*** Block opens ***

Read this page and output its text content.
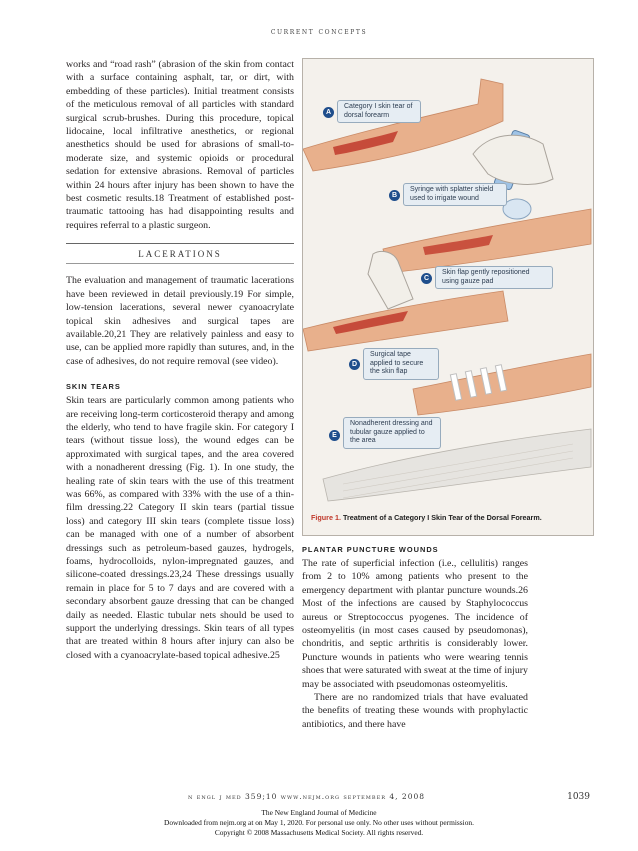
current concepts

works and “road rash” (abrasion of the skin from contact with a surface containing asphalt, tar, or dirt, with embedding of these particles). Initial treatment consists of the meticulous removal of all particles with standard surgical scrub-brushes. During this procedure, topical lidocaine, local infiltrative anesthetics, or regional anesthetics should be used for abrasions of small-to-moderate size, and systemic opioids or procedural sedation for extensive abrasions. Removal of particles within 24 hours after injury has been shown to have the best cosmetic results.18 Treatment of established post-traumatic tattooing has had disappointing results and requires referral to a plastic surgeon.

LACERATIONS

The evaluation and management of traumatic lacerations have been reviewed in detail previously.19 For simple, low-tension lacerations, several newer cyanoacrylate topical skin adhesives and surgical tapes are available.20,21 They are relatively painless and easy to use, can be applied more rapidly than sutures, and, in the case of adhesives, do not require removal (see video).

SKIN TEARS

Skin tears are particularly common among patients who are receiving long-term corticosteroid therapy and among the elderly, who tend to have fragile skin. For category I tears (without tissue loss), the wound edges can be approximated with surgical tapes, and the area covered with a nonadherent dressing (Fig. 1). In one study, the healing rate of skin tears with the use of this treatment was 66%, as compared with 33% with the use of a thin-film dressing.22 Category II skin tears (partial tissue loss) and category III skin tears (complete tissue loss) can be managed with one of a number of absorbent dressings such as petroleum-based gauzes, hydrogels, foams, hydrocolloids, nylon-impregnated gauzes, and silicone-coated dressings.23,24 These dressings usually remain in place for 5 to 7 days and are covered with a secondary absorbent gauze dressing that can be changed daily as needed. Elastic tubular nets should be used to support the underlying dressings. Skin tears of all types that are treated within 8 hours after injury can also be closed with a cyanoacrylate-based topical adhesive.25

A
Category I skin tear of dorsal forearm
B
Syringe with splatter shield used to irrigate wound
C
Skin flap gently repositioned using gauze pad
D
Surgical tape applied to secure the skin flap
E
Nonadherent dressing and tubular gauze applied to the area
Figure 1. Treatment of a Category I Skin Tear of the Dorsal Forearm.
PLANTAR PUNCTURE WOUNDS

The rate of superficial infection (i.e., cellulitis) ranges from 2 to 10% among patients who present to the emergency department with plantar puncture wounds.26 Most of the infections are caused by Staphylococcus aureus or Streptococcus pyogenes. The incidence of osteomyelitis (in most cases caused by pseudomonas), chondritis, and septic arthritis is considerably lower. Puncture wounds in patients who were wearing tennis shoes that were saturated with sweat at the time of injury may be associated with pseudomonas osteomyelitis.

There are no randomized trials that have evaluated the benefits of treating these wounds with prophylactic antibiotics, and there have

n engl j med 359;10 www.nejm.org september 4, 2008	1039
The New England Journal of Medicine
Downloaded from nejm.org at on May 1, 2020. For personal use only. No other uses without permission.
Copyright © 2008 Massachusetts Medical Society. All rights reserved.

*** Block closes ***

> Task directions
Write out every record exactly. Leave the pictures out.

> Result of the task
Read this page and output its text content.
current concepts

works and “road rash” (abrasion of the skin from contact with a surface containing asphalt, tar, or dirt, with embedding of these particles). Initial treatment consists of the meticulous removal of all particles with standard surgical scrub-brushes. During this procedure, topical lidocaine, local infiltrative anesthetics, or regional anesthetics should be used for abrasions of small-to-moderate size, and systemic opioids or procedural sedation for extensive abrasions. Removal of particles within 24 hours after injury has been shown to have the best cosmetic results.18 Treatment of established post-traumatic tattooing has had disappointing results and requires referral to a plastic surgeon.

LACERATIONS

The evaluation and management of traumatic lacerations have been reviewed in detail previously.19 For simple, low-tension lacerations, several newer cyanoacrylate topical skin adhesives and surgical tapes are available.20,21 They are relatively painless and easy to use, can be applied more rapidly than sutures, and, in the case of adhesives, do not require removal (see video).

SKIN TEARS

Skin tears are particularly common among patients who are receiving long-term corticosteroid therapy and among the elderly, who tend to have fragile skin. For category I tears (without tissue loss), the wound edges can be approximated with surgical tapes, and the area covered with a nonadherent dressing (Fig. 1). In one study, the healing rate of skin tears with the use of this treatment was 66%, as compared with 33% with the use of a thin-film dressing.22 Category II skin tears (partial tissue loss) and category III skin tears (complete tissue loss) can be managed with one of a number of absorbent dressings such as petroleum-based gauzes, hydrogels, foams, hydrocolloids, nylon-impregnated gauzes, and silicone-coated dressings.23,24 These dressings usually remain in place for 5 to 7 days and are covered with a secondary absorbent gauze dressing that can be changed daily as needed. Elastic tubular nets should be used to support the underlying dressings. Skin tears of all types that are treated within 8 hours after injury can also be closed with a cyanoacrylate-based topical adhesive.25

A
Category I skin tear of dorsal forearm
B
Syringe with splatter shield used to irrigate wound
C
Skin flap gently repositioned using gauze pad
D
Surgical tape applied to secure the skin flap
E
Nonadherent dressing and tubular gauze applied to the area
Figure 1. Treatment of a Category I Skin Tear of the Dorsal Forearm.
PLANTAR PUNCTURE WOUNDS

The rate of superficial infection (i.e., cellulitis) ranges from 2 to 10% among patients who present to the emergency department with plantar puncture wounds.26 Most of the infections are caused by Staphylococcus aureus or Streptococcus pyogenes. The incidence of osteomyelitis (in most cases caused by pseudomonas), chondritis, and septic arthritis is considerably lower. Puncture wounds in patients who were wearing tennis shoes that were saturated with sweat at the time of injury may be associated with pseudomonas osteomyelitis.

There are no randomized trials that have evaluated the benefits of treating these wounds with prophylactic antibiotics, and there have

n engl j med 359;10 www.nejm.org september 4, 2008	1039
The New England Journal of Medicine
Downloaded from nejm.org at on May 1, 2020. For personal use only. No other uses without permission.
Copyright © 2008 Massachusetts Medical Society. All rights reserved.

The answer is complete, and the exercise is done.